** start of Records shown **

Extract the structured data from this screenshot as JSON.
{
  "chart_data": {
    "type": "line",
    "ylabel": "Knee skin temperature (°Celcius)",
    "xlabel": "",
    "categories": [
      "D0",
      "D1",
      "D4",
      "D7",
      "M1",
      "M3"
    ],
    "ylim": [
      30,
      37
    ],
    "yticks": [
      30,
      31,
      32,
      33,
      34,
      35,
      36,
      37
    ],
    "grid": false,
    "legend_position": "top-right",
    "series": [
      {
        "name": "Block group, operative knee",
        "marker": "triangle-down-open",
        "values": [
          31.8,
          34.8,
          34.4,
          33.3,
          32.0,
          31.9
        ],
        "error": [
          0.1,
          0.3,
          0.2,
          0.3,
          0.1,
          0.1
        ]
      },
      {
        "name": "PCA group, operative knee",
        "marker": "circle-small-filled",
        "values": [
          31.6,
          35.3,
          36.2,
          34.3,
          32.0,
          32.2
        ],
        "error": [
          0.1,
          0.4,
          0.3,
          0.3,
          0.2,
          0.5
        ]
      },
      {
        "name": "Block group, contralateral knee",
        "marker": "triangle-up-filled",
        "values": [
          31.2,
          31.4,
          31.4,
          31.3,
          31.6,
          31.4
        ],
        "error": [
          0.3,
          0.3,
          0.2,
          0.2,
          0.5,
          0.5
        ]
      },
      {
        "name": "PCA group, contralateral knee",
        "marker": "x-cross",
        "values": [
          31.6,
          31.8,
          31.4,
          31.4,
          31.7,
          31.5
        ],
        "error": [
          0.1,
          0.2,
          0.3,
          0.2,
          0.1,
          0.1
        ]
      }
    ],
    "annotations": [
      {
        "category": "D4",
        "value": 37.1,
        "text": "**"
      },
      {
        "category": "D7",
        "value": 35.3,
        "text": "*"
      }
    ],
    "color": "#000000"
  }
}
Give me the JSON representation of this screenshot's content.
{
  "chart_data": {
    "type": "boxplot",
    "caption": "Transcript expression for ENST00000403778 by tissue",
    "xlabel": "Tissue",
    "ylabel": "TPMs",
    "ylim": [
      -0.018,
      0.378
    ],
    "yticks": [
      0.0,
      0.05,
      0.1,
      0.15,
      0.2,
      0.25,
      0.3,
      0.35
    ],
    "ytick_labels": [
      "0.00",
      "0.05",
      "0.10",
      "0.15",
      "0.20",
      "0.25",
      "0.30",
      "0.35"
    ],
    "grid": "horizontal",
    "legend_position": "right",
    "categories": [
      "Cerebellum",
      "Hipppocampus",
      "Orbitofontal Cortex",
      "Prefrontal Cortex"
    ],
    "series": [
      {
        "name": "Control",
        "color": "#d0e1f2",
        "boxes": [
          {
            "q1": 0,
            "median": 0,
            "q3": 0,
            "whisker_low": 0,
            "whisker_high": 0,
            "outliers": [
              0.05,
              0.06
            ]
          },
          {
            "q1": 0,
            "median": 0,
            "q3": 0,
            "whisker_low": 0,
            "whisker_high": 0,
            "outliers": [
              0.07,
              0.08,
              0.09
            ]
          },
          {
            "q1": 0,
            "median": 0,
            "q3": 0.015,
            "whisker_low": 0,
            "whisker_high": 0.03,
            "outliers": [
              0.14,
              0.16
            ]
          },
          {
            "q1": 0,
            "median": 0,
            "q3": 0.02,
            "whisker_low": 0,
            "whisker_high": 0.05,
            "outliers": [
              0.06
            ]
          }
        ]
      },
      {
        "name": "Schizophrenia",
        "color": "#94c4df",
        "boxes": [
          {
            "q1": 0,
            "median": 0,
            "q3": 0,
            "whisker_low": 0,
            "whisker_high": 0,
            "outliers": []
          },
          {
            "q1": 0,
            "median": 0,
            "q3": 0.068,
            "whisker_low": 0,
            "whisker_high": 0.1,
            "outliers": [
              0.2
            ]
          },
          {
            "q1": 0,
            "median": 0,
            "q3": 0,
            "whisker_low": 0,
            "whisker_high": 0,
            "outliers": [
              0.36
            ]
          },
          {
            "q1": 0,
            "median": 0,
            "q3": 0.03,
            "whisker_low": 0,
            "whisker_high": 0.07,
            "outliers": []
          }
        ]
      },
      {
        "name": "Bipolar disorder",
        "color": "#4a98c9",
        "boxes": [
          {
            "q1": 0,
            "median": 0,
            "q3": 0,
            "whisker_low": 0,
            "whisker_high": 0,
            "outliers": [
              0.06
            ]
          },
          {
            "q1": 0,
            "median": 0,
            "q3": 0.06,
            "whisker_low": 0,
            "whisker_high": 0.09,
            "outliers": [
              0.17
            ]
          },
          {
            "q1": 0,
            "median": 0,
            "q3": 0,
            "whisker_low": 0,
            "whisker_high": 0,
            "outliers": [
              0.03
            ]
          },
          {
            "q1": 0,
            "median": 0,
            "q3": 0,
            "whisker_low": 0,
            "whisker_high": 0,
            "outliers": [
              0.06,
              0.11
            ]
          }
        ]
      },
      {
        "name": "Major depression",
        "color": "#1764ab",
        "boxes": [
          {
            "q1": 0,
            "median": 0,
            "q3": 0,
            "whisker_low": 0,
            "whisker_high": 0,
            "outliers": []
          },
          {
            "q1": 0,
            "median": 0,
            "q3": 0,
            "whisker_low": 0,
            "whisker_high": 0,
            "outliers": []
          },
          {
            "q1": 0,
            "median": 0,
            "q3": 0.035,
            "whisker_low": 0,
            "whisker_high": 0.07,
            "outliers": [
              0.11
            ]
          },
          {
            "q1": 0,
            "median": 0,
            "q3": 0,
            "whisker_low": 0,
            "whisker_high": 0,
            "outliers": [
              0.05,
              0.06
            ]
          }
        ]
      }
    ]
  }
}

** end of Records shown **

#### [Stated task]
What do the records say? Quote them all exactly.

#### [Response for this exercise]
Extract the structured data from this screenshot as JSON.
{
  "chart_data": {
    "type": "line",
    "ylabel": "Knee skin temperature (°Celcius)",
    "xlabel": "",
    "categories": [
      "D0",
      "D1",
      "D4",
      "D7",
      "M1",
      "M3"
    ],
    "ylim": [
      30,
      37
    ],
    "yticks": [
      30,
      31,
      32,
      33,
      34,
      35,
      36,
      37
    ],
    "grid": false,
    "legend_position": "top-right",
    "series": [
      {
        "name": "Block group, operative knee",
        "marker": "triangle-down-open",
        "values": [
          31.8,
          34.8,
          34.4,
          33.3,
          32.0,
          31.9
        ],
        "error": [
          0.1,
          0.3,
          0.2,
          0.3,
          0.1,
          0.1
        ]
      },
      {
        "name": "PCA group, operative knee",
        "marker": "circle-small-filled",
        "values": [
          31.6,
          35.3,
          36.2,
          34.3,
          32.0,
          32.2
        ],
        "error": [
          0.1,
          0.4,
          0.3,
          0.3,
          0.2,
          0.5
        ]
      },
      {
        "name": "Block group, contralateral knee",
        "marker": "triangle-up-filled",
        "values": [
          31.2,
          31.4,
          31.4,
          31.3,
          31.6,
          31.4
        ],
        "error": [
          0.3,
          0.3,
          0.2,
          0.2,
          0.5,
          0.5
        ]
      },
      {
        "name": "PCA group, contralateral knee",
        "marker": "x-cross",
        "values": [
          31.6,
          31.8,
          31.4,
          31.4,
          31.7,
          31.5
        ],
        "error": [
          0.1,
          0.2,
          0.3,
          0.2,
          0.1,
          0.1
        ]
      }
    ],
    "annotations": [
      {
        "category": "D4",
        "value": 37.1,
        "text": "**"
      },
      {
        "category": "D7",
        "value": 35.3,
        "text": "*"
      }
    ],
    "color": "#000000"
  }
}
Give me the JSON representation of this screenshot's content.
{
  "chart_data": {
    "type": "boxplot",
    "caption": "Transcript expression for ENST00000403778 by tissue",
    "xlabel": "Tissue",
    "ylabel": "TPMs",
    "ylim": [
      -0.018,
      0.378
    ],
    "yticks": [
      0.0,
      0.05,
      0.1,
      0.15,
      0.2,
      0.25,
      0.3,
      0.35
    ],
    "ytick_labels": [
      "0.00",
      "0.05",
      "0.10",
      "0.15",
      "0.20",
      "0.25",
      "0.30",
      "0.35"
    ],
    "grid": "horizontal",
    "legend_position": "right",
    "categories": [
      "Cerebellum",
      "Hipppocampus",
      "Orbitofontal Cortex",
      "Prefrontal Cortex"
    ],
    "series": [
      {
        "name": "Control",
        "color": "#d0e1f2",
        "boxes": [
          {
            "q1": 0,
            "median": 0,
            "q3": 0,
            "whisker_low": 0,
            "whisker_high": 0,
            "outliers": [
              0.05,
              0.06
            ]
          },
          {
            "q1": 0,
            "median": 0,
            "q3": 0,
            "whisker_low": 0,
            "whisker_high": 0,
            "outliers": [
              0.07,
              0.08,
              0.09
            ]
          },
          {
            "q1": 0,
            "median": 0,
            "q3": 0.015,
            "whisker_low": 0,
            "whisker_high": 0.03,
            "outliers": [
              0.14,
              0.16
            ]
          },
          {
            "q1": 0,
            "median": 0,
            "q3": 0.02,
            "whisker_low": 0,
            "whisker_high": 0.05,
            "outliers": [
              0.06
            ]
          }
        ]
      },
      {
        "name": "Schizophrenia",
        "color": "#94c4df",
        "boxes": [
          {
            "q1": 0,
            "median": 0,
            "q3": 0,
            "whisker_low": 0,
            "whisker_high": 0,
            "outliers": []
          },
          {
            "q1": 0,
            "median": 0,
            "q3": 0.068,
            "whisker_low": 0,
            "whisker_high": 0.1,
            "outliers": [
              0.2
            ]
          },
          {
            "q1": 0,
            "median": 0,
            "q3": 0,
            "whisker_low": 0,
            "whisker_high": 0,
            "outliers": [
              0.36
            ]
          },
          {
            "q1": 0,
            "median": 0,
            "q3": 0.03,
            "whisker_low": 0,
            "whisker_high": 0.07,
            "outliers": []
          }
        ]
      },
      {
        "name": "Bipolar disorder",
        "color": "#4a98c9",
        "boxes": [
          {
            "q1": 0,
            "median": 0,
            "q3": 0,
            "whisker_low": 0,
            "whisker_high": 0,
            "outliers": [
              0.06
            ]
          },
          {
            "q1": 0,
            "median": 0,
            "q3": 0.06,
            "whisker_low": 0,
            "whisker_high": 0.09,
            "outliers": [
              0.17
            ]
          },
          {
            "q1": 0,
            "median": 0,
            "q3": 0,
            "whisker_low": 0,
            "whisker_high": 0,
            "outliers": [
              0.03
            ]
          },
          {
            "q1": 0,
            "median": 0,
            "q3": 0,
            "whisker_low": 0,
            "whisker_high": 0,
            "outliers": [
              0.06,
              0.11
            ]
          }
        ]
      },
      {
        "name": "Major depression",
        "color": "#1764ab",
        "boxes": [
          {
            "q1": 0,
            "median": 0,
            "q3": 0,
            "whisker_low": 0,
            "whisker_high": 0,
            "outliers": []
          },
          {
            "q1": 0,
            "median": 0,
            "q3": 0,
            "whisker_low": 0,
            "whisker_high": 0,
            "outliers": []
          },
          {
            "q1": 0,
            "median": 0,
            "q3": 0.035,
            "whisker_low": 0,
            "whisker_high": 0.07,
            "outliers": [
              0.11
            ]
          },
          {
            "q1": 0,
            "median": 0,
            "q3": 0,
            "whisker_low": 0,
            "whisker_high": 0,
            "outliers": [
              0.05,
              0.06
            ]
          }
        ]
      }
    ]
  }
}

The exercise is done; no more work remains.